======== Data shown ========

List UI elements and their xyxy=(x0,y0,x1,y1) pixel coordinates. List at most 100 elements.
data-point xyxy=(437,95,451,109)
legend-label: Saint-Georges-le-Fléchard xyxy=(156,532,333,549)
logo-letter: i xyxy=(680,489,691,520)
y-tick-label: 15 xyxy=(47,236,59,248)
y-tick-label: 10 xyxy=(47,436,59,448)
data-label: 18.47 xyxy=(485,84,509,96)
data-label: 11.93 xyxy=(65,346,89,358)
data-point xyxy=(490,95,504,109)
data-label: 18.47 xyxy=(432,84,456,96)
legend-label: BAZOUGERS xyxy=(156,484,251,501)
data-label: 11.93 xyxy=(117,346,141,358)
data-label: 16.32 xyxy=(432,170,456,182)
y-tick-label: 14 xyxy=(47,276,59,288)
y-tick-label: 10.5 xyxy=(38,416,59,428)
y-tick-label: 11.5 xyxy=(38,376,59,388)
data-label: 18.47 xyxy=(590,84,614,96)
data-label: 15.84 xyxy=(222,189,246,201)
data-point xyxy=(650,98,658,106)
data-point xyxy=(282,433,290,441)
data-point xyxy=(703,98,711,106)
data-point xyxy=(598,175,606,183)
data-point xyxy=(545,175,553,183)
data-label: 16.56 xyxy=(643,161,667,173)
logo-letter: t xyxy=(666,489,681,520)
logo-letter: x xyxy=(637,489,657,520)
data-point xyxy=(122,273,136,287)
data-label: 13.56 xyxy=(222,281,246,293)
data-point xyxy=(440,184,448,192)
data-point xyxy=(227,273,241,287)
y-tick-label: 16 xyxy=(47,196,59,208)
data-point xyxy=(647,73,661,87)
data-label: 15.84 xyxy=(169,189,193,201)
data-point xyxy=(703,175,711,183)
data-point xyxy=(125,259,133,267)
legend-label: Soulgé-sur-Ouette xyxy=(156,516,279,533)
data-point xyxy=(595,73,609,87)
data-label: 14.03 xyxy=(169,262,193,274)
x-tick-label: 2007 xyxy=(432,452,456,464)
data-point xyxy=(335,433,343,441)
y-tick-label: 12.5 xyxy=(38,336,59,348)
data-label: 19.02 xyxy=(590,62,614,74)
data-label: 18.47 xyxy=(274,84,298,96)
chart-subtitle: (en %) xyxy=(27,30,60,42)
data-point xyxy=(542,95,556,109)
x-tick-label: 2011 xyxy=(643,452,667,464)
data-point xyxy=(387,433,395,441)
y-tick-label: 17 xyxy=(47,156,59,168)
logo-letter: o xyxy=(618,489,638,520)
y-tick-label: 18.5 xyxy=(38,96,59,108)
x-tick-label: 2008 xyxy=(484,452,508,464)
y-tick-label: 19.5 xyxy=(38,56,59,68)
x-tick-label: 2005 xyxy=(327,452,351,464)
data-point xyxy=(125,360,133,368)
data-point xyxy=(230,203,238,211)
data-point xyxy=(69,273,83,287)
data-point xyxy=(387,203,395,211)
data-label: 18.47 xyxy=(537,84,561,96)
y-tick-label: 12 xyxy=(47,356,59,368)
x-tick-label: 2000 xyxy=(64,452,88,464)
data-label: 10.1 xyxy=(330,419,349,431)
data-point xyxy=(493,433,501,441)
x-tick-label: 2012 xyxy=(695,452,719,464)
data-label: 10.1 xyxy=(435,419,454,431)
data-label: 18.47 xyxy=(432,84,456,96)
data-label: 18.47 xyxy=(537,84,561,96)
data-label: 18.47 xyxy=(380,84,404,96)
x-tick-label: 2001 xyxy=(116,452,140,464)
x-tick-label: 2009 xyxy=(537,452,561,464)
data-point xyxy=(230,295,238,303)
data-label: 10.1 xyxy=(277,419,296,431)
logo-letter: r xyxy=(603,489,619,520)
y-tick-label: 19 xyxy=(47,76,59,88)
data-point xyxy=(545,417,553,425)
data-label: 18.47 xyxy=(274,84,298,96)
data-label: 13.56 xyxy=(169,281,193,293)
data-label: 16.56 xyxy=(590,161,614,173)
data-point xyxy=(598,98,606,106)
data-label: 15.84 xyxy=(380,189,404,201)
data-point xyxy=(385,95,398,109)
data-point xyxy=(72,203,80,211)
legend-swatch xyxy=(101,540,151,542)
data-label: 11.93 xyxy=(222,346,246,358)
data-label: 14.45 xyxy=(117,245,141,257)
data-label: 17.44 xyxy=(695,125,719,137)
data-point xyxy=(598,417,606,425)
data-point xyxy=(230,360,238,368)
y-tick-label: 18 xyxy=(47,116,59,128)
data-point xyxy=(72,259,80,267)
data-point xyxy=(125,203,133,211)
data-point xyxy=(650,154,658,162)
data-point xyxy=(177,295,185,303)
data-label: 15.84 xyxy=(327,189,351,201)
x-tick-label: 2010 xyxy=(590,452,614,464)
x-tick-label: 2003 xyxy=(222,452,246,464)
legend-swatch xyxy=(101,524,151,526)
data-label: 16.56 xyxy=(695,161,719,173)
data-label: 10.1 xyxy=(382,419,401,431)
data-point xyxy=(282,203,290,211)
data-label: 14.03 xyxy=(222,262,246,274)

========

**Goal**
Rename "legend-label" to "legend-text" throughout the items and give all the lines again, leaving everything else unchanged.

**Answer to this task**
List UI elements and their xyxy=(x0,y0,x1,y1) pixel coordinates. List at most 100 elements.
data-point xyxy=(437,95,451,109)
legend-text: Saint-Georges-le-Fléchard xyxy=(156,532,333,549)
logo-letter: i xyxy=(680,489,691,520)
y-tick-label: 15 xyxy=(47,236,59,248)
y-tick-label: 10 xyxy=(47,436,59,448)
data-label: 18.47 xyxy=(485,84,509,96)
data-label: 11.93 xyxy=(65,346,89,358)
data-point xyxy=(490,95,504,109)
data-label: 18.47 xyxy=(432,84,456,96)
legend-text: BAZOUGERS xyxy=(156,484,251,501)
data-label: 11.93 xyxy=(117,346,141,358)
data-label: 16.32 xyxy=(432,170,456,182)
y-tick-label: 14 xyxy=(47,276,59,288)
y-tick-label: 10.5 xyxy=(38,416,59,428)
y-tick-label: 11.5 xyxy=(38,376,59,388)
data-label: 18.47 xyxy=(590,84,614,96)
data-label: 15.84 xyxy=(222,189,246,201)
data-point xyxy=(650,98,658,106)
data-point xyxy=(282,433,290,441)
data-point xyxy=(703,98,711,106)
data-point xyxy=(598,175,606,183)
data-point xyxy=(545,175,553,183)
data-label: 16.56 xyxy=(643,161,667,173)
logo-letter: t xyxy=(666,489,681,520)
logo-letter: x xyxy=(637,489,657,520)
data-point xyxy=(122,273,136,287)
data-label: 13.56 xyxy=(222,281,246,293)
data-point xyxy=(440,184,448,192)
data-point xyxy=(227,273,241,287)
y-tick-label: 16 xyxy=(47,196,59,208)
data-point xyxy=(647,73,661,87)
data-label: 15.84 xyxy=(169,189,193,201)
data-point xyxy=(703,175,711,183)
data-point xyxy=(125,259,133,267)
legend-text: Soulgé-sur-Ouette xyxy=(156,516,279,533)
data-point xyxy=(595,73,609,87)
data-label: 14.03 xyxy=(169,262,193,274)
x-tick-label: 2007 xyxy=(432,452,456,464)
data-point xyxy=(335,433,343,441)
y-tick-label: 12.5 xyxy=(38,336,59,348)
data-label: 19.02 xyxy=(590,62,614,74)
data-label: 18.47 xyxy=(274,84,298,96)
chart-subtitle: (en %) xyxy=(27,30,60,42)
data-point xyxy=(542,95,556,109)
x-tick-label: 2011 xyxy=(643,452,667,464)
data-point xyxy=(387,433,395,441)
y-tick-label: 17 xyxy=(47,156,59,168)
logo-letter: o xyxy=(618,489,638,520)
y-tick-label: 18.5 xyxy=(38,96,59,108)
x-tick-label: 2008 xyxy=(484,452,508,464)
y-tick-label: 19.5 xyxy=(38,56,59,68)
x-tick-label: 2005 xyxy=(327,452,351,464)
data-point xyxy=(125,360,133,368)
data-point xyxy=(230,203,238,211)
data-point xyxy=(69,273,83,287)
data-point xyxy=(387,203,395,211)
data-label: 18.47 xyxy=(537,84,561,96)
y-tick-label: 12 xyxy=(47,356,59,368)
x-tick-label: 2000 xyxy=(64,452,88,464)
data-label: 10.1 xyxy=(330,419,349,431)
data-point xyxy=(493,433,501,441)
x-tick-label: 2012 xyxy=(695,452,719,464)
data-label: 10.1 xyxy=(435,419,454,431)
data-label: 18.47 xyxy=(432,84,456,96)
data-label: 18.47 xyxy=(537,84,561,96)
data-label: 18.47 xyxy=(380,84,404,96)
x-tick-label: 2001 xyxy=(116,452,140,464)
x-tick-label: 2009 xyxy=(537,452,561,464)
data-point xyxy=(230,295,238,303)
data-label: 10.1 xyxy=(277,419,296,431)
logo-letter: r xyxy=(603,489,619,520)
y-tick-label: 19 xyxy=(47,76,59,88)
data-point xyxy=(545,417,553,425)
data-label: 18.47 xyxy=(274,84,298,96)
data-label: 13.56 xyxy=(169,281,193,293)
data-label: 16.56 xyxy=(590,161,614,173)
data-point xyxy=(598,98,606,106)
data-label: 15.84 xyxy=(380,189,404,201)
data-point xyxy=(385,95,398,109)
data-point xyxy=(72,203,80,211)
legend-swatch xyxy=(101,540,151,542)
data-label: 11.93 xyxy=(222,346,246,358)
data-label: 14.45 xyxy=(117,245,141,257)
data-label: 17.44 xyxy=(695,125,719,137)
data-point xyxy=(598,417,606,425)
data-point xyxy=(230,360,238,368)
y-tick-label: 18 xyxy=(47,116,59,128)
data-point xyxy=(72,259,80,267)
data-point xyxy=(125,203,133,211)
data-point xyxy=(650,154,658,162)
data-point xyxy=(177,295,185,303)
data-label: 15.84 xyxy=(327,189,351,201)
x-tick-label: 2010 xyxy=(590,452,614,464)
x-tick-label: 2003 xyxy=(222,452,246,464)
legend-swatch xyxy=(101,524,151,526)
data-label: 16.56 xyxy=(695,161,719,173)
data-label: 10.1 xyxy=(382,419,401,431)
data-point xyxy=(282,203,290,211)
data-label: 14.03 xyxy=(222,262,246,274)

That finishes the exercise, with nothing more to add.